Set down exactly, and only, the lines from the one with "OCR this image." to the final line of the entries, both included.

********

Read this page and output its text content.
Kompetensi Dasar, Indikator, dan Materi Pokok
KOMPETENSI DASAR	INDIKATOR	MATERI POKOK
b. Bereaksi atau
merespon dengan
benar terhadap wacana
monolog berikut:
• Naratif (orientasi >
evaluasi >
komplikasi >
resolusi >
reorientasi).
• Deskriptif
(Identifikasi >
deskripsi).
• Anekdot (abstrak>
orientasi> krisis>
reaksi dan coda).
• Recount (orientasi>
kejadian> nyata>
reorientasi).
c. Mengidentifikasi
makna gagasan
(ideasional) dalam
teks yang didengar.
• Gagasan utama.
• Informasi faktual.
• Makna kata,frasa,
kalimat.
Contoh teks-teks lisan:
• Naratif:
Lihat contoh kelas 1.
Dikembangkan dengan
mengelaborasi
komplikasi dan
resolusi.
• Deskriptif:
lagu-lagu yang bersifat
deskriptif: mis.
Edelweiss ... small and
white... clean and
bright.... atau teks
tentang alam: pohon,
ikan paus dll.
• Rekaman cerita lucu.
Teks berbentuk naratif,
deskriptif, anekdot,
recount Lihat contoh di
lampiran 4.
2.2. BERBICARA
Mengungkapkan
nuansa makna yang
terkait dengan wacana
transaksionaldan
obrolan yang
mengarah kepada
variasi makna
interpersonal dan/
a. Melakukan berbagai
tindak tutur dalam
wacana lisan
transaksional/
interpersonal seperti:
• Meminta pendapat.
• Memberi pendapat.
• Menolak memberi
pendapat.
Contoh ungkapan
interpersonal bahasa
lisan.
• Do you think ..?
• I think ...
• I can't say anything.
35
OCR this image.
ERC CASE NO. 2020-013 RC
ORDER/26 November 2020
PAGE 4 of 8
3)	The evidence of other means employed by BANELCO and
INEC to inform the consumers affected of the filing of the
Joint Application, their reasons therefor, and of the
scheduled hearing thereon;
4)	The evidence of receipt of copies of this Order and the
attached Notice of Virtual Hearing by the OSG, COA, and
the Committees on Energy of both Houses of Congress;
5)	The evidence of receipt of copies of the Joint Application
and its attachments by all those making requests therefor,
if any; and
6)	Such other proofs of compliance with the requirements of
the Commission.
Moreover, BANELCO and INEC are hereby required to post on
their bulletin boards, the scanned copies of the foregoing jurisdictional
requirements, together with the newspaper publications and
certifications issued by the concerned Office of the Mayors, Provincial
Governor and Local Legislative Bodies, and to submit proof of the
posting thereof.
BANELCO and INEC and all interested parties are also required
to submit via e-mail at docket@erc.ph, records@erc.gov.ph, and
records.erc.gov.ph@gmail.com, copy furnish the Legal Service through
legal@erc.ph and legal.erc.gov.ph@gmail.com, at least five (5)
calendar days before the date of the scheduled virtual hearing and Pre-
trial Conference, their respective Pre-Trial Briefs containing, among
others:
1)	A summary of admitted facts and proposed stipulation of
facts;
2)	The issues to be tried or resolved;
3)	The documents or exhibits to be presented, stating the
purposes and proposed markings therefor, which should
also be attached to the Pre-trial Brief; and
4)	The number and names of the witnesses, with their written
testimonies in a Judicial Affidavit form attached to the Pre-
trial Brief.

********

▸ **Solved exercise**
OCR this image.
ERC CASE NO. 2020-013 RC
ORDER/26 November 2020
PAGE 4 of 8
3)	The evidence of other means employed by BANELCO and
INEC to inform the consumers affected of the filing of the
Joint Application, their reasons therefor, and of the
scheduled hearing thereon;
4)	The evidence of receipt of copies of this Order and the
attached Notice of Virtual Hearing by the OSG, COA, and
the Committees on Energy of both Houses of Congress;
5)	The evidence of receipt of copies of the Joint Application
and its attachments by all those making requests therefor,
if any; and
6)	Such other proofs of compliance with the requirements of
the Commission.
Moreover, BANELCO and INEC are hereby required to post on
their bulletin boards, the scanned copies of the foregoing jurisdictional
requirements, together with the newspaper publications and
certifications issued by the concerned Office of the Mayors, Provincial
Governor and Local Legislative Bodies, and to submit proof of the
posting thereof.
BANELCO and INEC and all interested parties are also required
to submit via e-mail at docket@erc.ph, records@erc.gov.ph, and
records.erc.gov.ph@gmail.com, copy furnish the Legal Service through
legal@erc.ph and legal.erc.gov.ph@gmail.com, at least five (5)
calendar days before the date of the scheduled virtual hearing and Pre-
trial Conference, their respective Pre-Trial Briefs containing, among
others:
1)	A summary of admitted facts and proposed stipulation of
facts;
2)	The issues to be tried or resolved;
3)	The documents or exhibits to be presented, stating the
purposes and proposed markings therefor, which should
also be attached to the Pre-trial Brief; and
4)	The number and names of the witnesses, with their written
testimonies in a Judicial Affidavit form attached to the Pre-
trial Brief.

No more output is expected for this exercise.